**** Records provided ****
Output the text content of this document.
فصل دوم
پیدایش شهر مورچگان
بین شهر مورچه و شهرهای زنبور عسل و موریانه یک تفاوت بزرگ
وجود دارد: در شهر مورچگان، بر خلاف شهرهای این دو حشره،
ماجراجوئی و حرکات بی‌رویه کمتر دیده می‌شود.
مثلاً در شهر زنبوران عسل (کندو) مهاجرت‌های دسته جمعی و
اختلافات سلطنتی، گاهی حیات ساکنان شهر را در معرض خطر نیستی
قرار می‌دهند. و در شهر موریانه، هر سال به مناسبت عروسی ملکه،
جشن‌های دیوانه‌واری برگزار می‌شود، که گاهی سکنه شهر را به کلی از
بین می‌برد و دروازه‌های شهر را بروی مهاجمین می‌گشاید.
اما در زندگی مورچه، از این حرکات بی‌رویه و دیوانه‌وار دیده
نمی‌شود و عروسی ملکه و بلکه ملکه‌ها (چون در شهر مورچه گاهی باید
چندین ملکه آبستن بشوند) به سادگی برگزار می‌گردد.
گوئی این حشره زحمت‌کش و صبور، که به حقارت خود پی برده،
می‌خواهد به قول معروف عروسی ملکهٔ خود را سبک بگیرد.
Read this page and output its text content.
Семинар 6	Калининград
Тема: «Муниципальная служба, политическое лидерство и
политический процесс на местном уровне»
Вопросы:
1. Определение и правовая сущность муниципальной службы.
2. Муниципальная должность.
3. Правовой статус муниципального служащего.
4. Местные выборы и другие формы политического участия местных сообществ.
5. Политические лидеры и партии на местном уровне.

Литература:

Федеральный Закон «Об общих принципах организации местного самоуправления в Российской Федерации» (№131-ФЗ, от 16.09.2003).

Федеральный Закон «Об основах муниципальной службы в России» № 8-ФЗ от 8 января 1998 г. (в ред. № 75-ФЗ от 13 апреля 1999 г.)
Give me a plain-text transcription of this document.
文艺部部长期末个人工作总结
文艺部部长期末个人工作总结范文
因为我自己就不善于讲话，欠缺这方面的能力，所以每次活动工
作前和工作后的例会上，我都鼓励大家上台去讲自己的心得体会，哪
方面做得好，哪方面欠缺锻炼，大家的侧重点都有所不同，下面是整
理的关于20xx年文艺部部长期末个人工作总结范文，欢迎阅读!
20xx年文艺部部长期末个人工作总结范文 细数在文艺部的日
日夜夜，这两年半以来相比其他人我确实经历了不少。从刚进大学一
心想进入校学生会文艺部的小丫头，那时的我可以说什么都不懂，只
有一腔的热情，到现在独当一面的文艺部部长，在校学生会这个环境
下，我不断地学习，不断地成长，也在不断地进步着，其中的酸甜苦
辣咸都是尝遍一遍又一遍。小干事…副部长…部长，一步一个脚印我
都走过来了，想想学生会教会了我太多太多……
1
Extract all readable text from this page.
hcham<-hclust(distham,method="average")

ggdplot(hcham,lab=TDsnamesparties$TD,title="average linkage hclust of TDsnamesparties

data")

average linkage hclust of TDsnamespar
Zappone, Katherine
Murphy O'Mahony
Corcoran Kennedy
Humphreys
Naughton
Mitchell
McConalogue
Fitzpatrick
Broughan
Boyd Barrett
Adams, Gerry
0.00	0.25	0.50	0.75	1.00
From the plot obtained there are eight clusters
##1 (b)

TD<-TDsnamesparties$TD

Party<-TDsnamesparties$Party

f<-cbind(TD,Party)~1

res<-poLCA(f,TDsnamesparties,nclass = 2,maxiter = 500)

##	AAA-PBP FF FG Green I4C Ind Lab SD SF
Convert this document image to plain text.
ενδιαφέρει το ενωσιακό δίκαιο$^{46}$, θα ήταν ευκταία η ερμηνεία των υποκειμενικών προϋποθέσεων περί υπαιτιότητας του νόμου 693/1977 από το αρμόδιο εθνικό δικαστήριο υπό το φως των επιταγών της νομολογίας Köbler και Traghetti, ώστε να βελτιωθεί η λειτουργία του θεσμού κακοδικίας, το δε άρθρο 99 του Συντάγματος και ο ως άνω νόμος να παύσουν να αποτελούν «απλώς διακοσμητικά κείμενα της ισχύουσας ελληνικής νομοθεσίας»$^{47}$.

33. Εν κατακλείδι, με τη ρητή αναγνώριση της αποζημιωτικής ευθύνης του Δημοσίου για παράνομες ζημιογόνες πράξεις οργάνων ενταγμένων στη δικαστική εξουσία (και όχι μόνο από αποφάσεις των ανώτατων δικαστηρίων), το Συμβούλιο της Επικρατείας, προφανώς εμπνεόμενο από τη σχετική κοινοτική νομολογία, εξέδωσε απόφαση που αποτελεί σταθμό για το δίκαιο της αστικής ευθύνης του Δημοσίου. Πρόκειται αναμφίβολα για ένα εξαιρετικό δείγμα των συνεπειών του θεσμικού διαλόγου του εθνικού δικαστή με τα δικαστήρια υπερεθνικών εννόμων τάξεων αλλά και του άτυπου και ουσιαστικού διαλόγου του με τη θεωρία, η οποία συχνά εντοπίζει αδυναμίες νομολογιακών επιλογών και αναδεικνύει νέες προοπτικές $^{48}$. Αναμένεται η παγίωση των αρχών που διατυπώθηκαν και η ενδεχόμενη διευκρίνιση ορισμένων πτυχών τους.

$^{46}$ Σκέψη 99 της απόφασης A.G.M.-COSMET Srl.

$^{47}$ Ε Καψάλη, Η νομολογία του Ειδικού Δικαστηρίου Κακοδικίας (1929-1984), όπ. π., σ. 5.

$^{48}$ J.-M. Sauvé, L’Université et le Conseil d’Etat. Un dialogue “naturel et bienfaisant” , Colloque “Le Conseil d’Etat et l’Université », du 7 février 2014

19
****
▶ _What is required_
Reproduce the whole listing word for word.

▶ _Answer to the problem_
Output the text content of this document.
فصل دوم
پیدایش شهر مورچگان
بین شهر مورچه و شهرهای زنبور عسل و موریانه یک تفاوت بزرگ
وجود دارد: در شهر مورچگان، بر خلاف شهرهای این دو حشره،
ماجراجوئی و حرکات بی‌رویه کمتر دیده می‌شود.
مثلاً در شهر زنبوران عسل (کندو) مهاجرت‌های دسته جمعی و
اختلافات سلطنتی، گاهی حیات ساکنان شهر را در معرض خطر نیستی
قرار می‌دهند. و در شهر موریانه، هر سال به مناسبت عروسی ملکه،
جشن‌های دیوانه‌واری برگزار می‌شود، که گاهی سکنه شهر را به کلی از
بین می‌برد و دروازه‌های شهر را بروی مهاجمین می‌گشاید.
اما در زندگی مورچه، از این حرکات بی‌رویه و دیوانه‌وار دیده
نمی‌شود و عروسی ملکه و بلکه ملکه‌ها (چون در شهر مورچه گاهی باید
چندین ملکه آبستن بشوند) به سادگی برگزار می‌گردد.
گوئی این حشره زحمت‌کش و صبور، که به حقارت خود پی برده،
می‌خواهد به قول معروف عروسی ملکهٔ خود را سبک بگیرد.
Read this page and output its text content.
Семинар 6	Калининград
Тема: «Муниципальная служба, политическое лидерство и
политический процесс на местном уровне»
Вопросы:
1. Определение и правовая сущность муниципальной службы.
2. Муниципальная должность.
3. Правовой статус муниципального служащего.
4. Местные выборы и другие формы политического участия местных сообществ.
5. Политические лидеры и партии на местном уровне.

Литература:

Федеральный Закон «Об общих принципах организации местного самоуправления в Российской Федерации» (№131-ФЗ, от 16.09.2003).

Федеральный Закон «Об основах муниципальной службы в России» № 8-ФЗ от 8 января 1998 г. (в ред. № 75-ФЗ от 13 апреля 1999 г.)
Give me a plain-text transcription of this document.
文艺部部长期末个人工作总结
文艺部部长期末个人工作总结范文
因为我自己就不善于讲话，欠缺这方面的能力，所以每次活动工
作前和工作后的例会上，我都鼓励大家上台去讲自己的心得体会，哪
方面做得好，哪方面欠缺锻炼，大家的侧重点都有所不同，下面是整
理的关于20xx年文艺部部长期末个人工作总结范文，欢迎阅读!
20xx年文艺部部长期末个人工作总结范文 细数在文艺部的日
日夜夜，这两年半以来相比其他人我确实经历了不少。从刚进大学一
心想进入校学生会文艺部的小丫头，那时的我可以说什么都不懂，只
有一腔的热情，到现在独当一面的文艺部部长，在校学生会这个环境
下，我不断地学习，不断地成长，也在不断地进步着，其中的酸甜苦
辣咸都是尝遍一遍又一遍。小干事…副部长…部长，一步一个脚印我
都走过来了，想想学生会教会了我太多太多……
1
Extract all readable text from this page.
hcham<-hclust(distham,method="average")

ggdplot(hcham,lab=TDsnamesparties$TD,title="average linkage hclust of TDsnamesparties

data")

average linkage hclust of TDsnamespar
Zappone, Katherine
Murphy O'Mahony
Corcoran Kennedy
Humphreys
Naughton
Mitchell
McConalogue
Fitzpatrick
Broughan
Boyd Barrett
Adams, Gerry
0.00	0.25	0.50	0.75	1.00
From the plot obtained there are eight clusters
##1 (b)

TD<-TDsnamesparties$TD

Party<-TDsnamesparties$Party

f<-cbind(TD,Party)~1

res<-poLCA(f,TDsnamesparties,nclass = 2,maxiter = 500)

##	AAA-PBP FF FG Green I4C Ind Lab SD SF
Convert this document image to plain text.
ενδιαφέρει το ενωσιακό δίκαιο$^{46}$, θα ήταν ευκταία η ερμηνεία των υποκειμενικών προϋποθέσεων περί υπαιτιότητας του νόμου 693/1977 από το αρμόδιο εθνικό δικαστήριο υπό το φως των επιταγών της νομολογίας Köbler και Traghetti, ώστε να βελτιωθεί η λειτουργία του θεσμού κακοδικίας, το δε άρθρο 99 του Συντάγματος και ο ως άνω νόμος να παύσουν να αποτελούν «απλώς διακοσμητικά κείμενα της ισχύουσας ελληνικής νομοθεσίας»$^{47}$.

33. Εν κατακλείδι, με τη ρητή αναγνώριση της αποζημιωτικής ευθύνης του Δημοσίου για παράνομες ζημιογόνες πράξεις οργάνων ενταγμένων στη δικαστική εξουσία (και όχι μόνο από αποφάσεις των ανώτατων δικαστηρίων), το Συμβούλιο της Επικρατείας, προφανώς εμπνεόμενο από τη σχετική κοινοτική νομολογία, εξέδωσε απόφαση που αποτελεί σταθμό για το δίκαιο της αστικής ευθύνης του Δημοσίου. Πρόκειται αναμφίβολα για ένα εξαιρετικό δείγμα των συνεπειών του θεσμικού διαλόγου του εθνικού δικαστή με τα δικαστήρια υπερεθνικών εννόμων τάξεων αλλά και του άτυπου και ουσιαστικού διαλόγου του με τη θεωρία, η οποία συχνά εντοπίζει αδυναμίες νομολογιακών επιλογών και αναδεικνύει νέες προοπτικές $^{48}$. Αναμένεται η παγίωση των αρχών που διατυπώθηκαν και η ενδεχόμενη διευκρίνιση ορισμένων πτυχών τους.

$^{46}$ Σκέψη 99 της απόφασης A.G.M.-COSMET Srl.

$^{47}$ Ε Καψάλη, Η νομολογία του Ειδικού Δικαστηρίου Κακοδικίας (1929-1984), όπ. π., σ. 5.

$^{48}$ J.-M. Sauvé, L’Université et le Conseil d’Etat. Un dialogue “naturel et bienfaisant” , Colloque “Le Conseil d’Etat et l’Université », du 7 février 2014

19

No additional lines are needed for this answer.